[START OF DATA LISTING]

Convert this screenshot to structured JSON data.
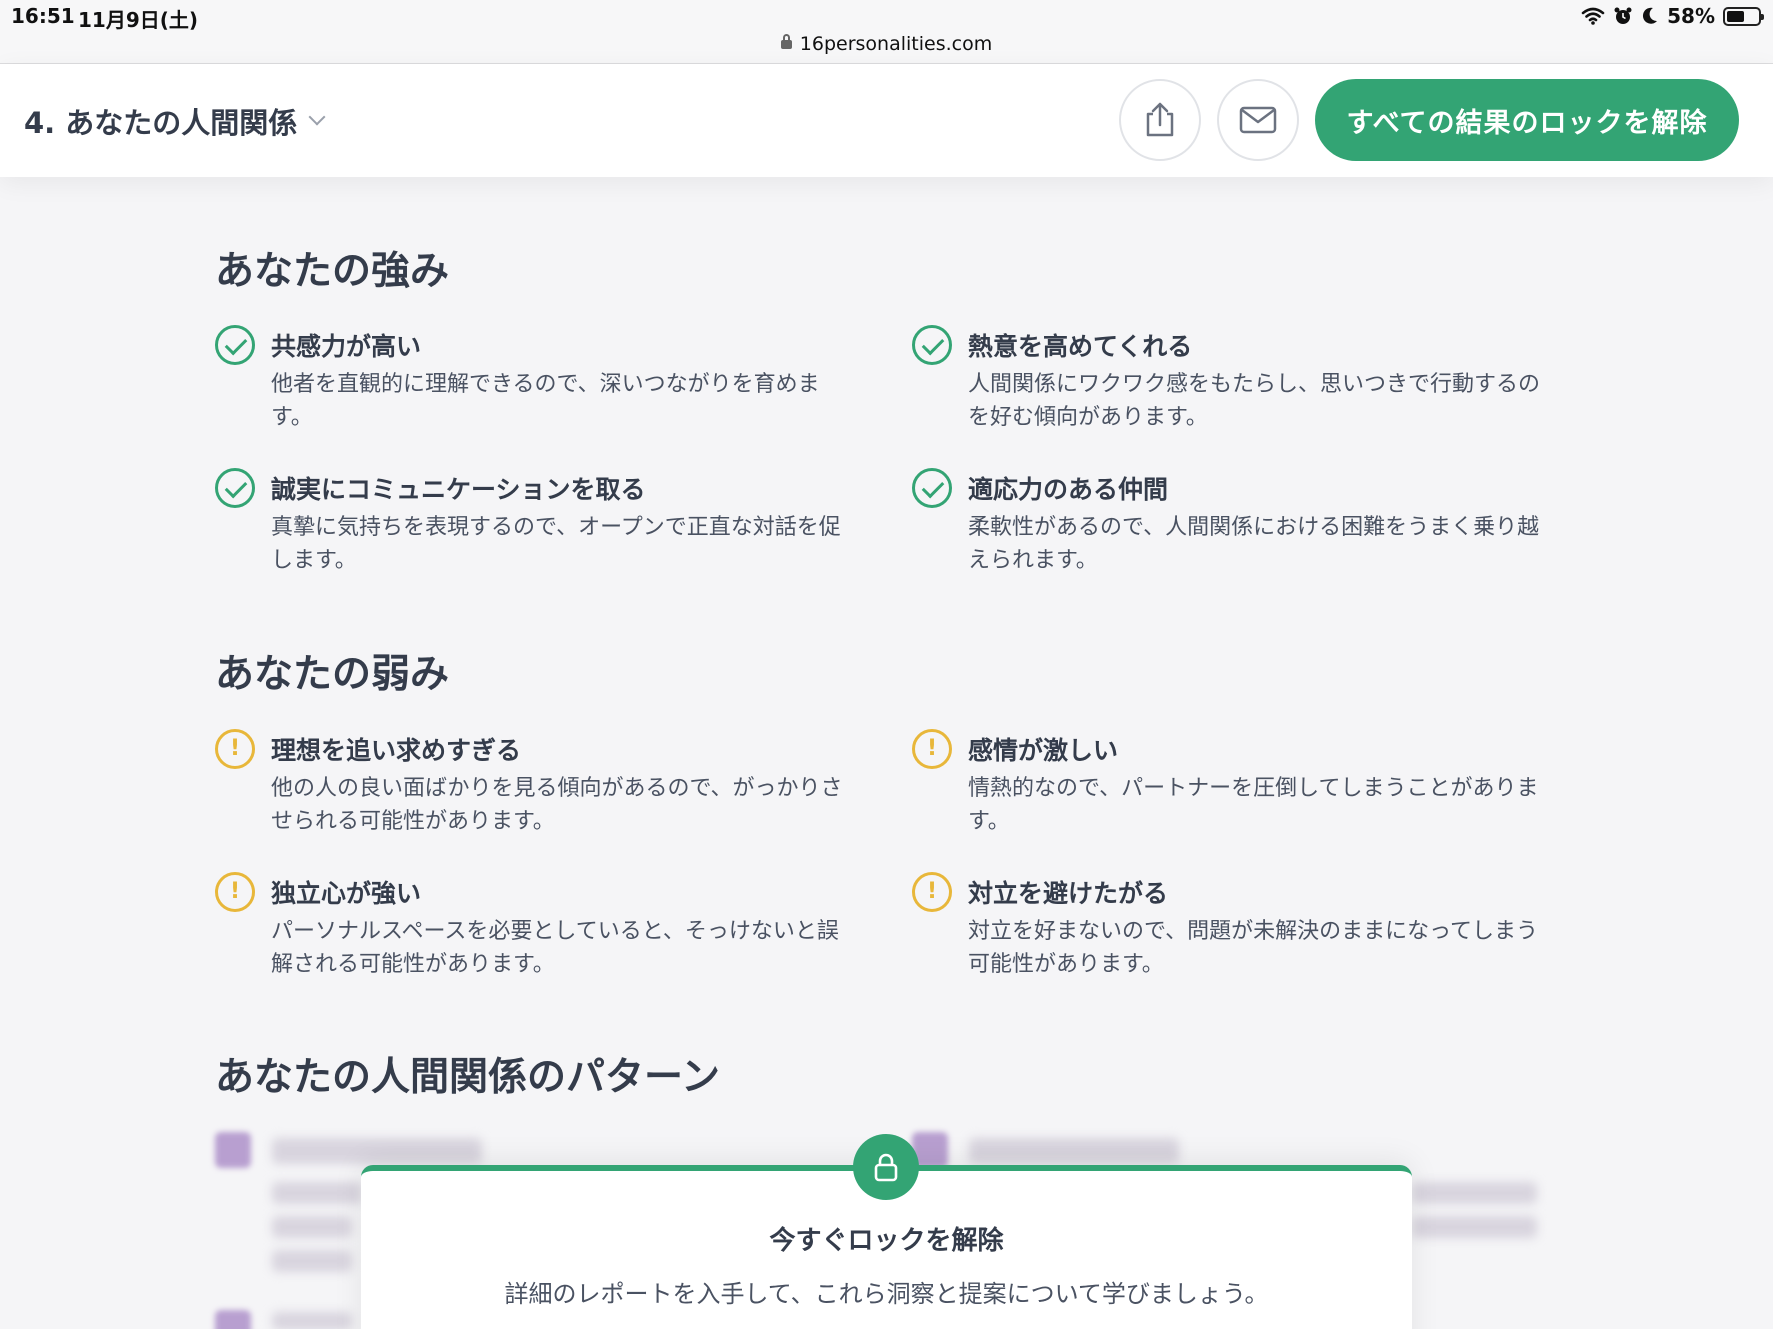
{
  "status_bar": {
    "time": "16:51",
    "date": "11月9日(土)",
    "url": "16personalities.com",
    "battery": "58%",
    "battery_level": 0.58
  },
  "header": {
    "section_label": "4. あなたの人間関係",
    "unlock_button": "すべての結果のロックを解除"
  },
  "strengths": {
    "title": "あなたの強み",
    "items": [
      {
        "title": "共感力が高い",
        "desc": "他者を直観的に理解できるので、深いつながりを育めます。"
      },
      {
        "title": "熱意を高めてくれる",
        "desc": "人間関係にワクワク感をもたらし、思いつきで行動するのを好む傾向があります。"
      },
      {
        "title": "誠実にコミュニケーションを取る",
        "desc": "真摯に気持ちを表現するので、オープンで正直な対話を促します。"
      },
      {
        "title": "適応力のある仲間",
        "desc": "柔軟性があるので、人間関係における困難をうまく乗り越えられます。"
      }
    ]
  },
  "weaknesses": {
    "title": "あなたの弱み",
    "items": [
      {
        "title": "理想を追い求めすぎる",
        "desc": "他の人の良い面ばかりを見る傾向があるので、がっかりさせられる可能性があります。"
      },
      {
        "title": "感情が激しい",
        "desc": "情熱的なので、パートナーを圧倒してしまうことがあります。"
      },
      {
        "title": "独立心が強い",
        "desc": "パーソナルスペースを必要としていると、そっけないと誤解される可能性があります。"
      },
      {
        "title": "対立を避けたがる",
        "desc": "対立を好まないので、問題が未解決のままになってしまう可能性があります。"
      }
    ]
  },
  "patterns": {
    "title": "あなたの人間関係のパターン"
  },
  "unlock_card": {
    "title": "今すぐロックを解除",
    "desc": "詳細のレポートを入手して、これら洞察と提案について学びましょう。"
  },
  "colors": {
    "accent": "#33a474",
    "warning": "#e8b73a",
    "text": "#343c4b",
    "background": "#f5f5f7"
  }
}
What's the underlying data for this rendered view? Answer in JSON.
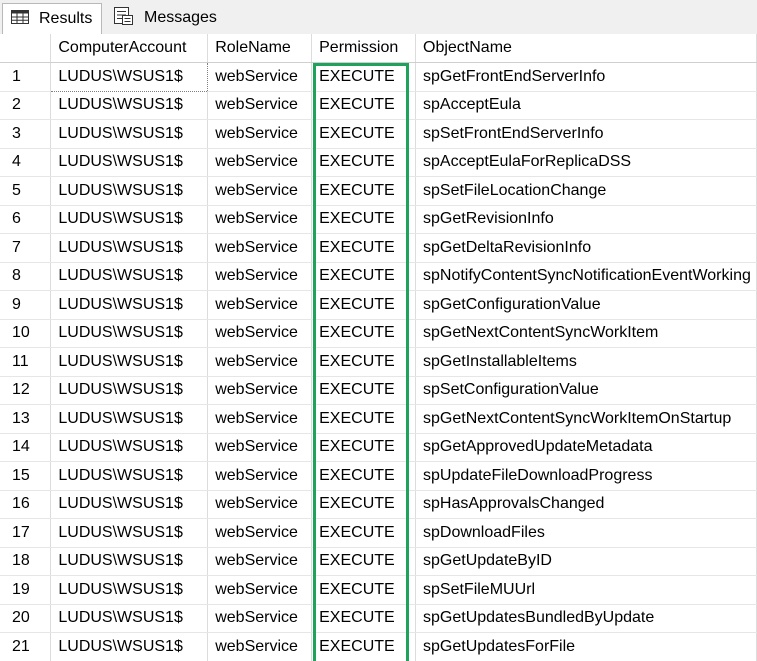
{
  "tabs": [
    {
      "label": "Results",
      "icon": "grid-icon",
      "active": true
    },
    {
      "label": "Messages",
      "icon": "messages-icon",
      "active": false
    }
  ],
  "highlight_color": "#1fa35c",
  "columns": [
    "",
    "ComputerAccount",
    "RoleName",
    "Permission",
    "ObjectName"
  ],
  "rows": [
    [
      "1",
      "LUDUS\\WSUS1$",
      "webService",
      "EXECUTE",
      "spGetFrontEndServerInfo"
    ],
    [
      "2",
      "LUDUS\\WSUS1$",
      "webService",
      "EXECUTE",
      "spAcceptEula"
    ],
    [
      "3",
      "LUDUS\\WSUS1$",
      "webService",
      "EXECUTE",
      "spSetFrontEndServerInfo"
    ],
    [
      "4",
      "LUDUS\\WSUS1$",
      "webService",
      "EXECUTE",
      "spAcceptEulaForReplicaDSS"
    ],
    [
      "5",
      "LUDUS\\WSUS1$",
      "webService",
      "EXECUTE",
      "spSetFileLocationChange"
    ],
    [
      "6",
      "LUDUS\\WSUS1$",
      "webService",
      "EXECUTE",
      "spGetRevisionInfo"
    ],
    [
      "7",
      "LUDUS\\WSUS1$",
      "webService",
      "EXECUTE",
      "spGetDeltaRevisionInfo"
    ],
    [
      "8",
      "LUDUS\\WSUS1$",
      "webService",
      "EXECUTE",
      "spNotifyContentSyncNotificationEventWorking"
    ],
    [
      "9",
      "LUDUS\\WSUS1$",
      "webService",
      "EXECUTE",
      "spGetConfigurationValue"
    ],
    [
      "10",
      "LUDUS\\WSUS1$",
      "webService",
      "EXECUTE",
      "spGetNextContentSyncWorkItem"
    ],
    [
      "11",
      "LUDUS\\WSUS1$",
      "webService",
      "EXECUTE",
      "spGetInstallableItems"
    ],
    [
      "12",
      "LUDUS\\WSUS1$",
      "webService",
      "EXECUTE",
      "spSetConfigurationValue"
    ],
    [
      "13",
      "LUDUS\\WSUS1$",
      "webService",
      "EXECUTE",
      "spGetNextContentSyncWorkItemOnStartup"
    ],
    [
      "14",
      "LUDUS\\WSUS1$",
      "webService",
      "EXECUTE",
      "spGetApprovedUpdateMetadata"
    ],
    [
      "15",
      "LUDUS\\WSUS1$",
      "webService",
      "EXECUTE",
      "spUpdateFileDownloadProgress"
    ],
    [
      "16",
      "LUDUS\\WSUS1$",
      "webService",
      "EXECUTE",
      "spHasApprovalsChanged"
    ],
    [
      "17",
      "LUDUS\\WSUS1$",
      "webService",
      "EXECUTE",
      "spDownloadFiles"
    ],
    [
      "18",
      "LUDUS\\WSUS1$",
      "webService",
      "EXECUTE",
      "spGetUpdateByID"
    ],
    [
      "19",
      "LUDUS\\WSUS1$",
      "webService",
      "EXECUTE",
      "spSetFileMUUrl"
    ],
    [
      "20",
      "LUDUS\\WSUS1$",
      "webService",
      "EXECUTE",
      "spGetUpdatesBundledByUpdate"
    ],
    [
      "21",
      "LUDUS\\WSUS1$",
      "webService",
      "EXECUTE",
      "spGetUpdatesForFile"
    ]
  ]
}
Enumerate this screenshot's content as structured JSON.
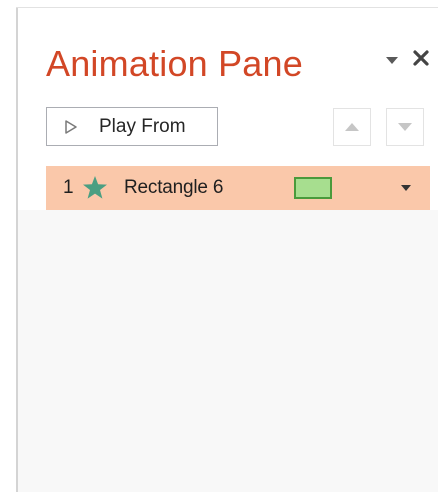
{
  "pane": {
    "title": "Animation Pane",
    "menu_icon": "chevron-down-icon",
    "close_icon": "close-icon"
  },
  "toolbar": {
    "play_label": "Play From",
    "play_icon": "play-icon",
    "move_up_icon": "triangle-up-icon",
    "move_down_icon": "triangle-down-icon"
  },
  "animations": [
    {
      "number": "1",
      "effect_icon": "star-icon",
      "name": "Rectangle 6",
      "timing_color": "#a7de8f",
      "dropdown_icon": "chevron-down-icon"
    }
  ],
  "colors": {
    "title": "#d24726",
    "selected_row": "#fac8aa",
    "star": "#4a9f82",
    "timing_fill": "#a7de8f",
    "timing_border": "#4a9a3c"
  }
}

[END OF DATA LISTING]

With the pictures omitted, reproduce the records in full and exactly.

Convert this screenshot to structured JSON data.
{
  "status_bar": {
    "time": "16:51",
    "date": "11月9日(土)",
    "url": "16personalities.com",
    "battery": "58%",
    "battery_level": 0.58
  },
  "header": {
    "section_label": "4. あなたの人間関係",
    "unlock_button": "すべての結果のロックを解除"
  },
  "strengths": {
    "title": "あなたの強み",
    "items": [
      {
        "title": "共感力が高い",
        "desc": "他者を直観的に理解できるので、深いつながりを育めます。"
      },
      {
        "title": "熱意を高めてくれる",
        "desc": "人間関係にワクワク感をもたらし、思いつきで行動するのを好む傾向があります。"
      },
      {
        "title": "誠実にコミュニケーションを取る",
        "desc": "真摯に気持ちを表現するので、オープンで正直な対話を促します。"
      },
      {
        "title": "適応力のある仲間",
        "desc": "柔軟性があるので、人間関係における困難をうまく乗り越えられます。"
      }
    ]
  },
  "weaknesses": {
    "title": "あなたの弱み",
    "items": [
      {
        "title": "理想を追い求めすぎる",
        "desc": "他の人の良い面ばかりを見る傾向があるので、がっかりさせられる可能性があります。"
      },
      {
        "title": "感情が激しい",
        "desc": "情熱的なので、パートナーを圧倒してしまうことがあります。"
      },
      {
        "title": "独立心が強い",
        "desc": "パーソナルスペースを必要としていると、そっけないと誤解される可能性があります。"
      },
      {
        "title": "対立を避けたがる",
        "desc": "対立を好まないので、問題が未解決のままになってしまう可能性があります。"
      }
    ]
  },
  "patterns": {
    "title": "あなたの人間関係のパターン"
  },
  "unlock_card": {
    "title": "今すぐロックを解除",
    "desc": "詳細のレポートを入手して、これら洞察と提案について学びましょう。"
  },
  "colors": {
    "accent": "#33a474",
    "warning": "#e8b73a",
    "text": "#343c4b",
    "background": "#f5f5f7"
  }
}
What's the underlying data for this rendered view? Answer in JSON.
{
  "tabs": [
    {
      "label": "Results",
      "icon": "grid-icon",
      "active": true
    },
    {
      "label": "Messages",
      "icon": "messages-icon",
      "active": false
    }
  ],
  "highlight_color": "#1fa35c",
  "columns": [
    "",
    "ComputerAccount",
    "RoleName",
    "Permission",
    "ObjectName"
  ],
  "rows": [
    [
      "1",
      "LUDUS\\WSUS1$",
      "webService",
      "EXECUTE",
      "spGetFrontEndServerInfo"
    ],
    [
      "2",
      "LUDUS\\WSUS1$",
      "webService",
      "EXECUTE",
      "spAcceptEula"
    ],
    [
      "3",
      "LUDUS\\WSUS1$",
      "webService",
      "EXECUTE",
      "spSetFrontEndServerInfo"
    ],
    [
      "4",
      "LUDUS\\WSUS1$",
      "webService",
      "EXECUTE",
      "spAcceptEulaForReplicaDSS"
    ],
    [
      "5",
      "LUDUS\\WSUS1$",
      "webService",
      "EXECUTE",
      "spSetFileLocationChange"
    ],
    [
      "6",
      "LUDUS\\WSUS1$",
      "webService",
      "EXECUTE",
      "spGetRevisionInfo"
    ],
    [
      "7",
      "LUDUS\\WSUS1$",
      "webService",
      "EXECUTE",
      "spGetDeltaRevisionInfo"
    ],
    [
      "8",
      "LUDUS\\WSUS1$",
      "webService",
      "EXECUTE",
      "spNotifyContentSyncNotificationEventWorking"
    ],
    [
      "9",
      "LUDUS\\WSUS1$",
      "webService",
      "EXECUTE",
      "spGetConfigurationValue"
    ],
    [
      "10",
      "LUDUS\\WSUS1$",
      "webService",
      "EXECUTE",
      "spGetNextContentSyncWorkItem"
    ],
    [
      "11",
      "LUDUS\\WSUS1$",
      "webService",
      "EXECUTE",
      "spGetInstallableItems"
    ],
    [
      "12",
      "LUDUS\\WSUS1$",
      "webService",
      "EXECUTE",
      "spSetConfigurationValue"
    ],
    [
      "13",
      "LUDUS\\WSUS1$",
      "webService",
      "EXECUTE",
      "spGetNextContentSyncWorkItemOnStartup"
    ],
    [
      "14",
      "LUDUS\\WSUS1$",
      "webService",
      "EXECUTE",
      "spGetApprovedUpdateMetadata"
    ],
    [
      "15",
      "LUDUS\\WSUS1$",
      "webService",
      "EXECUTE",
      "spUpdateFileDownloadProgress"
    ],
    [
      "16",
      "LUDUS\\WSUS1$",
      "webService",
      "EXECUTE",
      "spHasApprovalsChanged"
    ],
    [
      "17",
      "LUDUS\\WSUS1$",
      "webService",
      "EXECUTE",
      "spDownloadFiles"
    ],
    [
      "18",
      "LUDUS\\WSUS1$",
      "webService",
      "EXECUTE",
      "spGetUpdateByID"
    ],
    [
      "19",
      "LUDUS\\WSUS1$",
      "webService",
      "EXECUTE",
      "spSetFileMUUrl"
    ],
    [
      "20",
      "LUDUS\\WSUS1$",
      "webService",
      "EXECUTE",
      "spGetUpdatesBundledByUpdate"
    ],
    [
      "21",
      "LUDUS\\WSUS1$",
      "webService",
      "EXECUTE",
      "spGetUpdatesForFile"
    ]
  ]
}
Enumerate this screenshot's content as structured JSON.
{
  "pane": {
    "title": "Animation Pane",
    "menu_icon": "chevron-down-icon",
    "close_icon": "close-icon"
  },
  "toolbar": {
    "play_label": "Play From",
    "play_icon": "play-icon",
    "move_up_icon": "triangle-up-icon",
    "move_down_icon": "triangle-down-icon"
  },
  "animations": [
    {
      "number": "1",
      "effect_icon": "star-icon",
      "name": "Rectangle 6",
      "timing_color": "#a7de8f",
      "dropdown_icon": "chevron-down-icon"
    }
  ],
  "colors": {
    "title": "#d24726",
    "selected_row": "#fac8aa",
    "star": "#4a9f82",
    "timing_fill": "#a7de8f",
    "timing_border": "#4a9a3c"
  }
}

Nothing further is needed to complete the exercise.